**Problem description:** Find each line holding the word "values" and give the total alone.

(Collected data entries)
......
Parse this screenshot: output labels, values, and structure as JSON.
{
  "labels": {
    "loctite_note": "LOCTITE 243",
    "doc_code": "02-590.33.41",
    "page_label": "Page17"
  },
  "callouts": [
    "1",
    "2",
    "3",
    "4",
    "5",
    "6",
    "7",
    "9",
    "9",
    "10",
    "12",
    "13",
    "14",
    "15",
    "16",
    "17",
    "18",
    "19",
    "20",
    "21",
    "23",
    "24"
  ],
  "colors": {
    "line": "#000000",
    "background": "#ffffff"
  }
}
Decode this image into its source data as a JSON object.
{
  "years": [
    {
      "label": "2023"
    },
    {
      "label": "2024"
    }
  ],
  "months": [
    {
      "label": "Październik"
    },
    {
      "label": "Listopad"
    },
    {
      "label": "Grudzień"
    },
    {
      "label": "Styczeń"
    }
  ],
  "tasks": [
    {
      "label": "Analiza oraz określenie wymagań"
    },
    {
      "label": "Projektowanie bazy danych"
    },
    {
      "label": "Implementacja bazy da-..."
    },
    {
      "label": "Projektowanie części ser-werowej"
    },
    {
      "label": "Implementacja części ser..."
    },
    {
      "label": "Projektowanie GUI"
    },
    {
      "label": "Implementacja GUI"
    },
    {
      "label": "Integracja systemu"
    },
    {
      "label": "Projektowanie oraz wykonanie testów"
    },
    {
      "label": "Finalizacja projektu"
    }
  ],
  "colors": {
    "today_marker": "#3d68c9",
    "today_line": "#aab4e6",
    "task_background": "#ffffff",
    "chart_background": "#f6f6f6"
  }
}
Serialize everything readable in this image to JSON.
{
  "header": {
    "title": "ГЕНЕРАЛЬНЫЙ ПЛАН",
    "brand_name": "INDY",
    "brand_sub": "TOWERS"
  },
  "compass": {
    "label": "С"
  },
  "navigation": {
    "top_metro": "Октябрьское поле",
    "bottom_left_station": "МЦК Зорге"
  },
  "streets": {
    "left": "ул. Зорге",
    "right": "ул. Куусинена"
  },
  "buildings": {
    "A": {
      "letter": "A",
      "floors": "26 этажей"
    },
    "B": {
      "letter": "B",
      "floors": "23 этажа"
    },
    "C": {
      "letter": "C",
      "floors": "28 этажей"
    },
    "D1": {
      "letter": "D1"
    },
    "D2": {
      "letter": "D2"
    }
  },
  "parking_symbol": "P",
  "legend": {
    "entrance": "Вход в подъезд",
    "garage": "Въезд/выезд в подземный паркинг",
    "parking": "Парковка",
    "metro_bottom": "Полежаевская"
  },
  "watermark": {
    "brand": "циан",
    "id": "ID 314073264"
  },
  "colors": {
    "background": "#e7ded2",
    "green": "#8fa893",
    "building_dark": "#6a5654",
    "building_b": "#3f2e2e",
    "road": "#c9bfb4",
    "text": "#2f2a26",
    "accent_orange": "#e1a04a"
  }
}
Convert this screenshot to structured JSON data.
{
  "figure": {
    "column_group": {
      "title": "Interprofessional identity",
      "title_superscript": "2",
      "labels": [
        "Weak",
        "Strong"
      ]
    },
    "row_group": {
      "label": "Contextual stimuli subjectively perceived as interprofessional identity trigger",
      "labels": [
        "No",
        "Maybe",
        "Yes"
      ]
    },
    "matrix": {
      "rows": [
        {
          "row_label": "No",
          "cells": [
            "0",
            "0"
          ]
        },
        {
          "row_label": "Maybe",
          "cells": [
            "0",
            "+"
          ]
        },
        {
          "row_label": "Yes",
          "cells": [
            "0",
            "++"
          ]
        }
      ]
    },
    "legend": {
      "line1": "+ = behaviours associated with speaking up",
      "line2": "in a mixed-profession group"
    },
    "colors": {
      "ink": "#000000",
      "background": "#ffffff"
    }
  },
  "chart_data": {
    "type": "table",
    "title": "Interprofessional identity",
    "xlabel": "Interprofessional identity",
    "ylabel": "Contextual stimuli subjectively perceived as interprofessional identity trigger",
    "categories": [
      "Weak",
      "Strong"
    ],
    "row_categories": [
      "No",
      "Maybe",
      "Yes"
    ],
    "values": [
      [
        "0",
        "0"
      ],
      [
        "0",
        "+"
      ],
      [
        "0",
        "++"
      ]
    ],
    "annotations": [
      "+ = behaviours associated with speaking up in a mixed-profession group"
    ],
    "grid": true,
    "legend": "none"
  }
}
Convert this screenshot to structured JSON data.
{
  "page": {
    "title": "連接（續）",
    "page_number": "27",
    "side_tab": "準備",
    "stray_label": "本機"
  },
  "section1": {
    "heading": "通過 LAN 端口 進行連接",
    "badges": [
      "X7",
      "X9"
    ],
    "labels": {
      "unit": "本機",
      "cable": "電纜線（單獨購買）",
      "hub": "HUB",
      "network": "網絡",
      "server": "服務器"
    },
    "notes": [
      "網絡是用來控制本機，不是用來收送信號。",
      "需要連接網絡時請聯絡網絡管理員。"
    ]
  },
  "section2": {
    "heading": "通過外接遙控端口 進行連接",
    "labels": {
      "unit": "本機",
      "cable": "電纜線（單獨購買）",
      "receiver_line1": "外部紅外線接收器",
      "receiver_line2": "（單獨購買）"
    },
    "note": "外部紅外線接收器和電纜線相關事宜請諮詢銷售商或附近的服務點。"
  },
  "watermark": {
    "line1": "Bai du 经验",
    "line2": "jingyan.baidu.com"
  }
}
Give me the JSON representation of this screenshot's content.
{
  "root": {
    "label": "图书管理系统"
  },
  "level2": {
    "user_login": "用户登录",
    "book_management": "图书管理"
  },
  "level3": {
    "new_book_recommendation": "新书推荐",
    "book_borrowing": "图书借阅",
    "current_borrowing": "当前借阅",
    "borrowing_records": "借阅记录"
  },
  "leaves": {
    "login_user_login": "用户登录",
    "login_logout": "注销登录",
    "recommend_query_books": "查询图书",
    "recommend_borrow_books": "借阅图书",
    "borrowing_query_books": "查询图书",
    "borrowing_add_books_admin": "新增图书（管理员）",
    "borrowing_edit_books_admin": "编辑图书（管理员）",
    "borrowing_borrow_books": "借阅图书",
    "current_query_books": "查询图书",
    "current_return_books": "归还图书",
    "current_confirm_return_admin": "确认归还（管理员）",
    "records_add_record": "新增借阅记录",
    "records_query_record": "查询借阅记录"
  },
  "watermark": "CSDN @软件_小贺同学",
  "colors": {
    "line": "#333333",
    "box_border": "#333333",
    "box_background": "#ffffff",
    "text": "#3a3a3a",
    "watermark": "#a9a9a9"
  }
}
......
**Complete response:** 2